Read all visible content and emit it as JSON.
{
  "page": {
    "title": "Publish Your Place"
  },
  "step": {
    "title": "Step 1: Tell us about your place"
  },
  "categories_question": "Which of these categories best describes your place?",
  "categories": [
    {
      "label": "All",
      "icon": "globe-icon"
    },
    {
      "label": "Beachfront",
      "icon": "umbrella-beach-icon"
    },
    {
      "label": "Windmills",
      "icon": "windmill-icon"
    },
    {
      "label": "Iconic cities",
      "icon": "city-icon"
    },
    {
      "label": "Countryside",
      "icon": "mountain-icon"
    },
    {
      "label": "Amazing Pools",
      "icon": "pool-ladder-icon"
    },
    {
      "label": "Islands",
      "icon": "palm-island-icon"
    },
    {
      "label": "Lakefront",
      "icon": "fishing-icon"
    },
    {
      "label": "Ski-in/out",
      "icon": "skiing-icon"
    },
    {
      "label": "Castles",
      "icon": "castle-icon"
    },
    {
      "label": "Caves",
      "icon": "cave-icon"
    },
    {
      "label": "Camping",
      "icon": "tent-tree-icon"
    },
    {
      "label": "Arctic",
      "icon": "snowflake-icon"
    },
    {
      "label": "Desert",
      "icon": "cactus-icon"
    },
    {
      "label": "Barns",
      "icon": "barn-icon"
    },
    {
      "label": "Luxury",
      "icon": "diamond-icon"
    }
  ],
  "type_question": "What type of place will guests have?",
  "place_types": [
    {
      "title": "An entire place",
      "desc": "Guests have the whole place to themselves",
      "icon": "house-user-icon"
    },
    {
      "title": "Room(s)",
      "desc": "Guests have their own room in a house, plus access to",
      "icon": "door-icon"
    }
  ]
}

TASK DIRECTIONS>
Would you copy out each line exactly as written?

FINISHED TASK>
Read all visible content and emit it as JSON.
{
  "page": {
    "title": "Publish Your Place"
  },
  "step": {
    "title": "Step 1: Tell us about your place"
  },
  "categories_question": "Which of these categories best describes your place?",
  "categories": [
    {
      "label": "All",
      "icon": "globe-icon"
    },
    {
      "label": "Beachfront",
      "icon": "umbrella-beach-icon"
    },
    {
      "label": "Windmills",
      "icon": "windmill-icon"
    },
    {
      "label": "Iconic cities",
      "icon": "city-icon"
    },
    {
      "label": "Countryside",
      "icon": "mountain-icon"
    },
    {
      "label": "Amazing Pools",
      "icon": "pool-ladder-icon"
    },
    {
      "label": "Islands",
      "icon": "palm-island-icon"
    },
    {
      "label": "Lakefront",
      "icon": "fishing-icon"
    },
    {
      "label": "Ski-in/out",
      "icon": "skiing-icon"
    },
    {
      "label": "Castles",
      "icon": "castle-icon"
    },
    {
      "label": "Caves",
      "icon": "cave-icon"
    },
    {
      "label": "Camping",
      "icon": "tent-tree-icon"
    },
    {
      "label": "Arctic",
      "icon": "snowflake-icon"
    },
    {
      "label": "Desert",
      "icon": "cactus-icon"
    },
    {
      "label": "Barns",
      "icon": "barn-icon"
    },
    {
      "label": "Luxury",
      "icon": "diamond-icon"
    }
  ],
  "type_question": "What type of place will guests have?",
  "place_types": [
    {
      "title": "An entire place",
      "desc": "Guests have the whole place to themselves",
      "icon": "house-user-icon"
    },
    {
      "title": "Room(s)",
      "desc": "Guests have their own room in a house, plus access to",
      "icon": "door-icon"
    }
  ]
}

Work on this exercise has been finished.